[Dataset items]
^^^^^^^^^^^^^^^^
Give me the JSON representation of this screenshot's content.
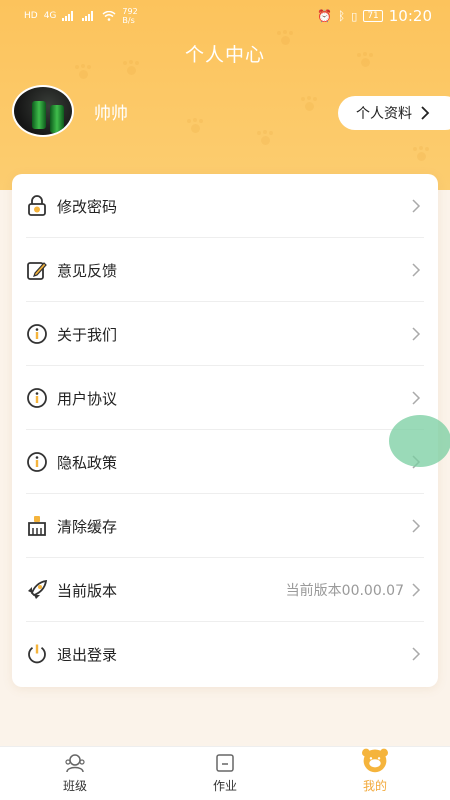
{
  "status_bar": {
    "net_speed": "792\nB/s",
    "sim_labels": [
      "HD",
      "4G"
    ],
    "battery": "71",
    "time": "10:20"
  },
  "header": {
    "title": "个人中心",
    "username": "帅帅",
    "profile_button": "个人资料"
  },
  "menu": [
    {
      "label": "修改密码",
      "value": "",
      "icon": "lock-icon"
    },
    {
      "label": "意见反馈",
      "value": "",
      "icon": "edit-icon"
    },
    {
      "label": "关于我们",
      "value": "",
      "icon": "info-icon"
    },
    {
      "label": "用户协议",
      "value": "",
      "icon": "info-icon"
    },
    {
      "label": "隐私政策",
      "value": "",
      "icon": "info-icon"
    },
    {
      "label": "清除缓存",
      "value": "",
      "icon": "broom-icon"
    },
    {
      "label": "当前版本",
      "value": "当前版本00.00.07",
      "icon": "rocket-icon"
    },
    {
      "label": "退出登录",
      "value": "",
      "icon": "power-icon"
    }
  ],
  "tabbar": {
    "tabs": [
      {
        "label": "班级",
        "icon": "class-icon",
        "active": false
      },
      {
        "label": "作业",
        "icon": "homework-icon",
        "active": false
      },
      {
        "label": "我的",
        "icon": "bear-icon",
        "active": true
      }
    ]
  },
  "colors": {
    "header_bg": "#fcc35c",
    "accent": "#f2a93b",
    "icon_yellow": "#f5b43c"
  }
}
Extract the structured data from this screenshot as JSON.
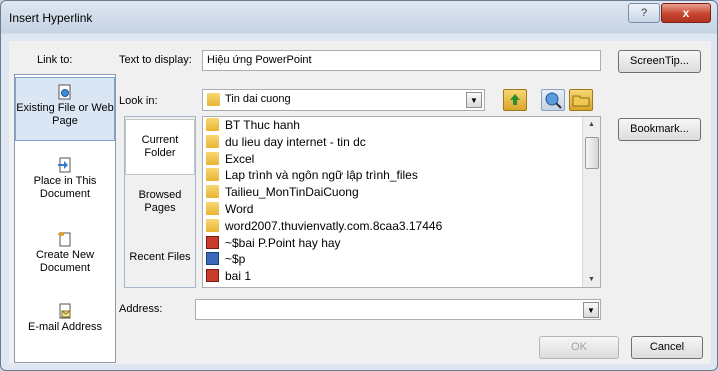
{
  "window": {
    "title": "Insert Hyperlink",
    "help": "?",
    "close": "x"
  },
  "link_to": {
    "label": "Link to:",
    "items": [
      {
        "label": "Existing File or Web Page",
        "icon": "file-globe-icon",
        "selected": true
      },
      {
        "label": "Place in This Document",
        "icon": "document-place-icon",
        "selected": false
      },
      {
        "label": "Create New Document",
        "icon": "new-document-icon",
        "selected": false
      },
      {
        "label": "E-mail Address",
        "icon": "email-icon",
        "selected": false
      }
    ]
  },
  "text_to_display": {
    "label": "Text to display:",
    "value": "Hiệu ứng PowerPoint"
  },
  "screentip": {
    "label": "ScreenTip..."
  },
  "look_in": {
    "label": "Look in:",
    "value": "Tin dai cuong"
  },
  "nav": {
    "items": [
      {
        "label": "Current Folder",
        "selected": true
      },
      {
        "label": "Browsed Pages",
        "selected": false
      },
      {
        "label": "Recent Files",
        "selected": false
      }
    ]
  },
  "files": [
    {
      "name": "BT Thuc hanh",
      "type": "folder"
    },
    {
      "name": "du lieu day internet - tin dc",
      "type": "folder"
    },
    {
      "name": "Excel",
      "type": "folder"
    },
    {
      "name": "Lap trình và ngôn ngữ lập trình_files",
      "type": "folder"
    },
    {
      "name": "Tailieu_MonTinDaiCuong",
      "type": "folder"
    },
    {
      "name": "Word",
      "type": "folder"
    },
    {
      "name": "word2007.thuvienvatly.com.8caa3.17446",
      "type": "folder"
    },
    {
      "name": "~$bai P.Point hay hay",
      "type": "ppt"
    },
    {
      "name": "~$p",
      "type": "doc"
    },
    {
      "name": "bai 1",
      "type": "ppt"
    }
  ],
  "bookmark": {
    "label": "Bookmark..."
  },
  "address": {
    "label": "Address:",
    "value": ""
  },
  "ok": {
    "label": "OK"
  },
  "cancel": {
    "label": "Cancel"
  },
  "colors": {
    "selected_bg": "#dbe6f4",
    "close_red": "#c8452f"
  }
}
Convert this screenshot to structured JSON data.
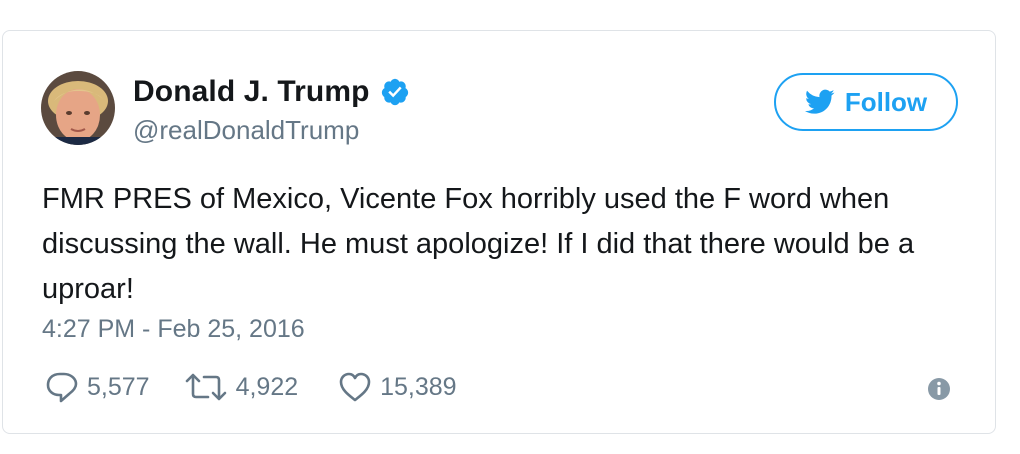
{
  "user": {
    "display_name": "Donald J. Trump",
    "handle": "@realDonaldTrump",
    "verified": true
  },
  "follow_button": {
    "label": "Follow",
    "icon": "twitter-bird-icon"
  },
  "tweet": {
    "text": "FMR PRES of Mexico, Vicente Fox horribly used the F word when discussing the wall. He must apologize! If I did that there would be a uproar!",
    "timestamp": "4:27 PM - Feb 25, 2016"
  },
  "actions": {
    "replies": "5,577",
    "retweets": "4,922",
    "likes": "15,389"
  },
  "colors": {
    "accent": "#1da1f2",
    "muted": "#657786",
    "text": "#14171a",
    "border": "#dfe3e7"
  }
}
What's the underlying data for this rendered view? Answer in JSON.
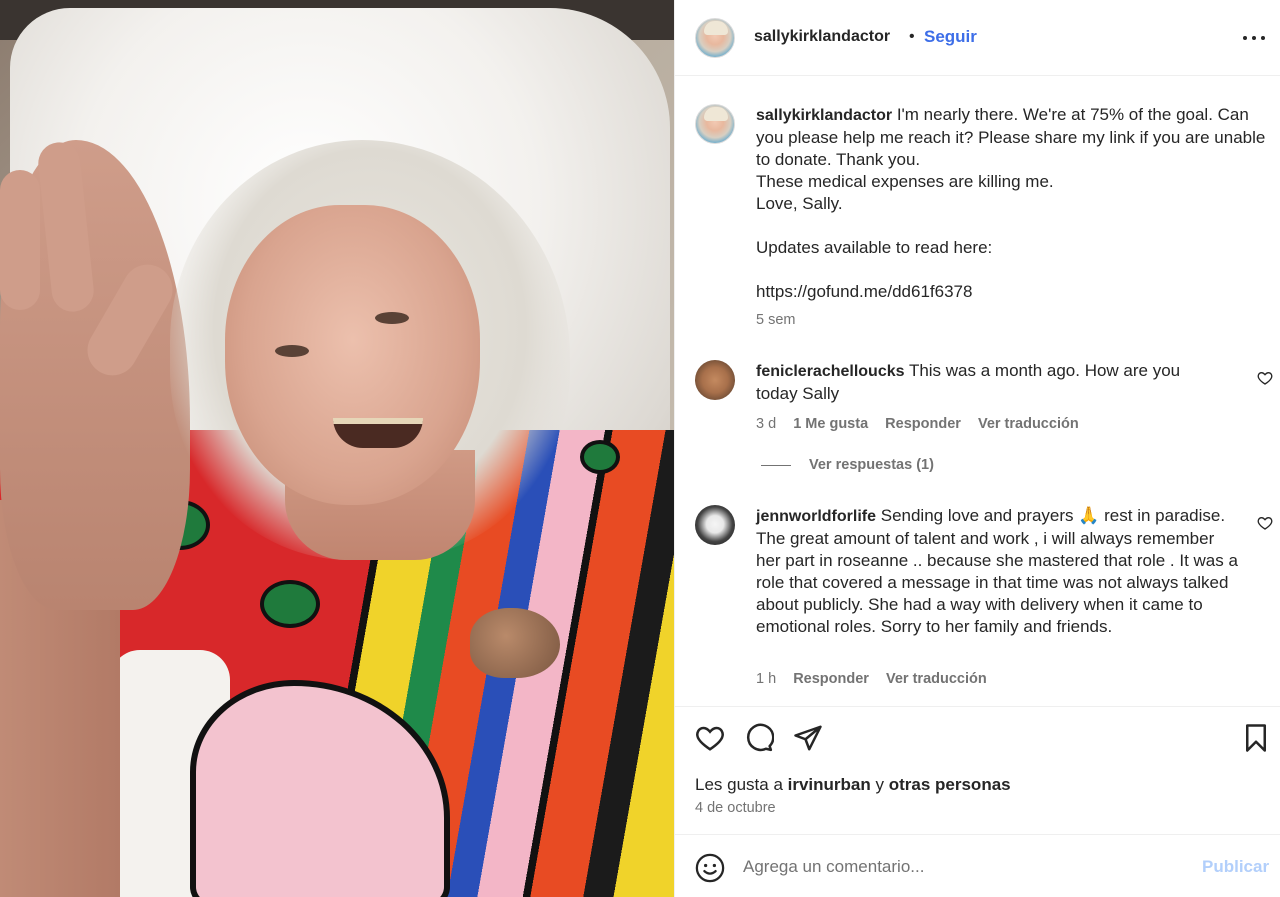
{
  "post": {
    "author": "sallykirklandactor",
    "separator": "•",
    "follow_label": "Seguir",
    "more_icon": "more-horizontal-icon"
  },
  "caption": {
    "username": "sallykirklandactor",
    "text": "I'm nearly there. We're at 75% of the goal. Can you please help me reach it? Please share my link if you are unable to donate. Thank you.\nThese medical expenses are killing me.\nLove, Sally.\n\nUpdates available to read here:\n\nhttps://gofund.me/dd61f6378",
    "time": "5 sem"
  },
  "comments": [
    {
      "username": "feniclerachelloucks",
      "text": "This was a month ago. How are you today Sally",
      "time": "3 d",
      "likes": "1 Me gusta",
      "reply": "Responder",
      "translate": "Ver traducción",
      "view_replies": "Ver respuestas (1)"
    },
    {
      "username": "jennworldforlife",
      "text": "Sending love and prayers 🙏 rest in paradise. The great amount of talent and work , i will always remember her part in roseanne .. because she mastered that role . It was a role that covered a message in that time was not always talked about publicly. She had a way with delivery when it came to emotional roles. Sorry to her family and friends.",
      "time": "1 h",
      "reply": "Responder",
      "translate": "Ver traducción"
    }
  ],
  "actions": {
    "icons": [
      "heart-icon",
      "comment-icon",
      "share-icon",
      "bookmark-icon"
    ],
    "likes_prefix": "Les gusta a",
    "likes_user": "irvinurban",
    "likes_conj": "y",
    "likes_others": "otras personas",
    "date": "4 de octubre"
  },
  "composer": {
    "placeholder": "Agrega un comentario...",
    "publish_label": "Publicar",
    "emoji_icon": "emoji-icon"
  },
  "colors": {
    "link": "#3d6ee8",
    "publish_disabled": "#b2cffb",
    "secondary_text": "#737373",
    "divider": "#efefef"
  }
}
^^^^^^^^^^^^^^^^
In the entries above, find each line with the string "that" and copy it.

• The completed task:
    "text": "FMR PRES of Mexico, Vicente Fox horribly used the F word when discussing the wall. He must apologize! If I did that there would be a uproar!",
      "text": "Sending love and prayers 🙏 rest in paradise. The great amount of talent and work , i will always remember her part in roseanne .. because she mastered that role . It was a role that covered a message in that time was not always talked about publicly. She had a way with delivery when it came to emotional roles. Sorry to her family and friends.",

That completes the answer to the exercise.